=== Task description ===
Exactly as given, repeat all of the entries.

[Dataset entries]
(begin)

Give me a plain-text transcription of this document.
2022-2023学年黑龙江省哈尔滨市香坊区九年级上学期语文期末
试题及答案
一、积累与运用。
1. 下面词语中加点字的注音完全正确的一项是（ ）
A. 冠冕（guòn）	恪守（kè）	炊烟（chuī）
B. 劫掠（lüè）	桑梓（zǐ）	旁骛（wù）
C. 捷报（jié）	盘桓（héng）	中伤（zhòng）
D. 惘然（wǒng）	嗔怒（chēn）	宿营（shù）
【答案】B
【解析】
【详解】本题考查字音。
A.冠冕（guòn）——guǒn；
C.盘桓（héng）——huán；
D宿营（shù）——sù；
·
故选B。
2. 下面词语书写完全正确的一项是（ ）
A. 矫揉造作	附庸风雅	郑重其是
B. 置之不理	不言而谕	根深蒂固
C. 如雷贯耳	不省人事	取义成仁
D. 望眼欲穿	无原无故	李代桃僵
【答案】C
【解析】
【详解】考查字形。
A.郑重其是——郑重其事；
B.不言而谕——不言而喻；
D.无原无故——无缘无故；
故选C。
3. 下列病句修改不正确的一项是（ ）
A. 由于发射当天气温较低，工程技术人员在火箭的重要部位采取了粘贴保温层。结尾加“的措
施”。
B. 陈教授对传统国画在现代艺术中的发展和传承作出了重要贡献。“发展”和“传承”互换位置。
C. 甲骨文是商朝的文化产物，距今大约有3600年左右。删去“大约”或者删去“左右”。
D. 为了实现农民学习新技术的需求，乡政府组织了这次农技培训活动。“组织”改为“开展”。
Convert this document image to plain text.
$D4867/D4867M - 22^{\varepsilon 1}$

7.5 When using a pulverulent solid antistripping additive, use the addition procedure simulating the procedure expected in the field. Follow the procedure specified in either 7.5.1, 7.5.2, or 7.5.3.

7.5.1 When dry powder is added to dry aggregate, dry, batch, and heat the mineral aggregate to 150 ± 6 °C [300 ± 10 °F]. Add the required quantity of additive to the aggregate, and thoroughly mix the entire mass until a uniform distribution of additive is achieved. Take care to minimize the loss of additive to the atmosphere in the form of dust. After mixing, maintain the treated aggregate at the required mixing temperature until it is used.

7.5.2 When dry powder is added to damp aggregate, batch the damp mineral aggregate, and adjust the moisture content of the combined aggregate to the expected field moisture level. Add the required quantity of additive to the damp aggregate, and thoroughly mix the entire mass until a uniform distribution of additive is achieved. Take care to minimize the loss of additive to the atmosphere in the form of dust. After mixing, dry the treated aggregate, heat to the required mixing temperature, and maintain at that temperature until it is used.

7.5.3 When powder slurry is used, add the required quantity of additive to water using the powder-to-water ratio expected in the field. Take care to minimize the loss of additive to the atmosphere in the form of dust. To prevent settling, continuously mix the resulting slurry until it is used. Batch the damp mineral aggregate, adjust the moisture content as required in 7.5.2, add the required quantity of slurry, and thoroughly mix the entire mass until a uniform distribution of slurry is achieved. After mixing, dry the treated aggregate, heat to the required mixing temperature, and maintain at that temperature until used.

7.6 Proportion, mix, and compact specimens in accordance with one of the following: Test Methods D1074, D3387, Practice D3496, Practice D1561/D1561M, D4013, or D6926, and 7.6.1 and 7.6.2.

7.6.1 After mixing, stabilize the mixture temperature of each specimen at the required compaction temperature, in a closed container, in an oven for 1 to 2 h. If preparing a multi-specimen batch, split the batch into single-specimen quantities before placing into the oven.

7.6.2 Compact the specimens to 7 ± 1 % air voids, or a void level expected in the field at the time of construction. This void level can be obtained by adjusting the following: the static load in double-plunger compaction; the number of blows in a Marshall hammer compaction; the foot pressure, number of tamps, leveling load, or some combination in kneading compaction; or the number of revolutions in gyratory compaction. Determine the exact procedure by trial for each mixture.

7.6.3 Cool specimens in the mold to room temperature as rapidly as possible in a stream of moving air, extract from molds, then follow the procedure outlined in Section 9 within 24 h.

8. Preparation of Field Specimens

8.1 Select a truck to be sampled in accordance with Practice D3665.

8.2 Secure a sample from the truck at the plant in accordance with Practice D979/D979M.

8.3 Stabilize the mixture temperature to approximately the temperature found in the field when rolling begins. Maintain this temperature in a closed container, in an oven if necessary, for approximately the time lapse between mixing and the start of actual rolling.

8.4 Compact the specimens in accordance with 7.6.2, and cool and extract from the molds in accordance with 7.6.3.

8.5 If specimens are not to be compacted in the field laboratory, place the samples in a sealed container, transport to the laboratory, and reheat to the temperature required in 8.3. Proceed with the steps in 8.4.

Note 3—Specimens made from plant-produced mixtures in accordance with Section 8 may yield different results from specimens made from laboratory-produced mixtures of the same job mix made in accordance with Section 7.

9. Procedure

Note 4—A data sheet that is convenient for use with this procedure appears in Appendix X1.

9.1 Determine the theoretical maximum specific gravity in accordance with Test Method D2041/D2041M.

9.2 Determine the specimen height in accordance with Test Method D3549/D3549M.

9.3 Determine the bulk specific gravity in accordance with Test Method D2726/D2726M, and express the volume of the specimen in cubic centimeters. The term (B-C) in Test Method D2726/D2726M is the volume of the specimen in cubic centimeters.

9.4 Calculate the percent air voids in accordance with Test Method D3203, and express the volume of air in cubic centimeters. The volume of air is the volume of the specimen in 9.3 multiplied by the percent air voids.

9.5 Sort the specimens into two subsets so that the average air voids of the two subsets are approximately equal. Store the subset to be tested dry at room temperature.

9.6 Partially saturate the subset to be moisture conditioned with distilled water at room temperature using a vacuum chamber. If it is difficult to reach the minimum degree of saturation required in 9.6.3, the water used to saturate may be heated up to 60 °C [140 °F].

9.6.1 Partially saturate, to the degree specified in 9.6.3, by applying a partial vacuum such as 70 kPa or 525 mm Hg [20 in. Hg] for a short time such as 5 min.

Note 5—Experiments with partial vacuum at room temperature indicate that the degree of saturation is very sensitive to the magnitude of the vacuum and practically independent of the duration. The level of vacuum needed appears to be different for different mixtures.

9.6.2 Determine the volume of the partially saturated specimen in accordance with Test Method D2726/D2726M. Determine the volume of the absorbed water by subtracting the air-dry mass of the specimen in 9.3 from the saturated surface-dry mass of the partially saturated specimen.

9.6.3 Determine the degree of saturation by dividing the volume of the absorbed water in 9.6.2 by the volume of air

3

(end)

=== Output for this exercise ===
Give me a plain-text transcription of this document.
2022-2023学年黑龙江省哈尔滨市香坊区九年级上学期语文期末
试题及答案
一、积累与运用。
1. 下面词语中加点字的注音完全正确的一项是（ ）
A. 冠冕（guòn）	恪守（kè）	炊烟（chuī）
B. 劫掠（lüè）	桑梓（zǐ）	旁骛（wù）
C. 捷报（jié）	盘桓（héng）	中伤（zhòng）
D. 惘然（wǒng）	嗔怒（chēn）	宿营（shù）
【答案】B
【解析】
【详解】本题考查字音。
A.冠冕（guòn）——guǒn；
C.盘桓（héng）——huán；
D宿营（shù）——sù；
·
故选B。
2. 下面词语书写完全正确的一项是（ ）
A. 矫揉造作	附庸风雅	郑重其是
B. 置之不理	不言而谕	根深蒂固
C. 如雷贯耳	不省人事	取义成仁
D. 望眼欲穿	无原无故	李代桃僵
【答案】C
【解析】
【详解】考查字形。
A.郑重其是——郑重其事；
B.不言而谕——不言而喻；
D.无原无故——无缘无故；
故选C。
3. 下列病句修改不正确的一项是（ ）
A. 由于发射当天气温较低，工程技术人员在火箭的重要部位采取了粘贴保温层。结尾加“的措
施”。
B. 陈教授对传统国画在现代艺术中的发展和传承作出了重要贡献。“发展”和“传承”互换位置。
C. 甲骨文是商朝的文化产物，距今大约有3600年左右。删去“大约”或者删去“左右”。
D. 为了实现农民学习新技术的需求，乡政府组织了这次农技培训活动。“组织”改为“开展”。
Convert this document image to plain text.
$D4867/D4867M - 22^{\varepsilon 1}$

7.5 When using a pulverulent solid antistripping additive, use the addition procedure simulating the procedure expected in the field. Follow the procedure specified in either 7.5.1, 7.5.2, or 7.5.3.

7.5.1 When dry powder is added to dry aggregate, dry, batch, and heat the mineral aggregate to 150 ± 6 °C [300 ± 10 °F]. Add the required quantity of additive to the aggregate, and thoroughly mix the entire mass until a uniform distribution of additive is achieved. Take care to minimize the loss of additive to the atmosphere in the form of dust. After mixing, maintain the treated aggregate at the required mixing temperature until it is used.

7.5.2 When dry powder is added to damp aggregate, batch the damp mineral aggregate, and adjust the moisture content of the combined aggregate to the expected field moisture level. Add the required quantity of additive to the damp aggregate, and thoroughly mix the entire mass until a uniform distribution of additive is achieved. Take care to minimize the loss of additive to the atmosphere in the form of dust. After mixing, dry the treated aggregate, heat to the required mixing temperature, and maintain at that temperature until it is used.

7.5.3 When powder slurry is used, add the required quantity of additive to water using the powder-to-water ratio expected in the field. Take care to minimize the loss of additive to the atmosphere in the form of dust. To prevent settling, continuously mix the resulting slurry until it is used. Batch the damp mineral aggregate, adjust the moisture content as required in 7.5.2, add the required quantity of slurry, and thoroughly mix the entire mass until a uniform distribution of slurry is achieved. After mixing, dry the treated aggregate, heat to the required mixing temperature, and maintain at that temperature until used.

7.6 Proportion, mix, and compact specimens in accordance with one of the following: Test Methods D1074, D3387, Practice D3496, Practice D1561/D1561M, D4013, or D6926, and 7.6.1 and 7.6.2.

7.6.1 After mixing, stabilize the mixture temperature of each specimen at the required compaction temperature, in a closed container, in an oven for 1 to 2 h. If preparing a multi-specimen batch, split the batch into single-specimen quantities before placing into the oven.

7.6.2 Compact the specimens to 7 ± 1 % air voids, or a void level expected in the field at the time of construction. This void level can be obtained by adjusting the following: the static load in double-plunger compaction; the number of blows in a Marshall hammer compaction; the foot pressure, number of tamps, leveling load, or some combination in kneading compaction; or the number of revolutions in gyratory compaction. Determine the exact procedure by trial for each mixture.

7.6.3 Cool specimens in the mold to room temperature as rapidly as possible in a stream of moving air, extract from molds, then follow the procedure outlined in Section 9 within 24 h.

8. Preparation of Field Specimens

8.1 Select a truck to be sampled in accordance with Practice D3665.

8.2 Secure a sample from the truck at the plant in accordance with Practice D979/D979M.

8.3 Stabilize the mixture temperature to approximately the temperature found in the field when rolling begins. Maintain this temperature in a closed container, in an oven if necessary, for approximately the time lapse between mixing and the start of actual rolling.

8.4 Compact the specimens in accordance with 7.6.2, and cool and extract from the molds in accordance with 7.6.3.

8.5 If specimens are not to be compacted in the field laboratory, place the samples in a sealed container, transport to the laboratory, and reheat to the temperature required in 8.3. Proceed with the steps in 8.4.

Note 3—Specimens made from plant-produced mixtures in accordance with Section 8 may yield different results from specimens made from laboratory-produced mixtures of the same job mix made in accordance with Section 7.

9. Procedure

Note 4—A data sheet that is convenient for use with this procedure appears in Appendix X1.

9.1 Determine the theoretical maximum specific gravity in accordance with Test Method D2041/D2041M.

9.2 Determine the specimen height in accordance with Test Method D3549/D3549M.

9.3 Determine the bulk specific gravity in accordance with Test Method D2726/D2726M, and express the volume of the specimen in cubic centimeters. The term (B-C) in Test Method D2726/D2726M is the volume of the specimen in cubic centimeters.

9.4 Calculate the percent air voids in accordance with Test Method D3203, and express the volume of air in cubic centimeters. The volume of air is the volume of the specimen in 9.3 multiplied by the percent air voids.

9.5 Sort the specimens into two subsets so that the average air voids of the two subsets are approximately equal. Store the subset to be tested dry at room temperature.

9.6 Partially saturate the subset to be moisture conditioned with distilled water at room temperature using a vacuum chamber. If it is difficult to reach the minimum degree of saturation required in 9.6.3, the water used to saturate may be heated up to 60 °C [140 °F].

9.6.1 Partially saturate, to the degree specified in 9.6.3, by applying a partial vacuum such as 70 kPa or 525 mm Hg [20 in. Hg] for a short time such as 5 min.

Note 5—Experiments with partial vacuum at room temperature indicate that the degree of saturation is very sensitive to the magnitude of the vacuum and practically independent of the duration. The level of vacuum needed appears to be different for different mixtures.

9.6.2 Determine the volume of the partially saturated specimen in accordance with Test Method D2726/D2726M. Determine the volume of the absorbed water by subtracting the air-dry mass of the specimen in 9.3 from the saturated surface-dry mass of the partially saturated specimen.

9.6.3 Determine the degree of saturation by dividing the volume of the absorbed water in 9.6.2 by the volume of air

3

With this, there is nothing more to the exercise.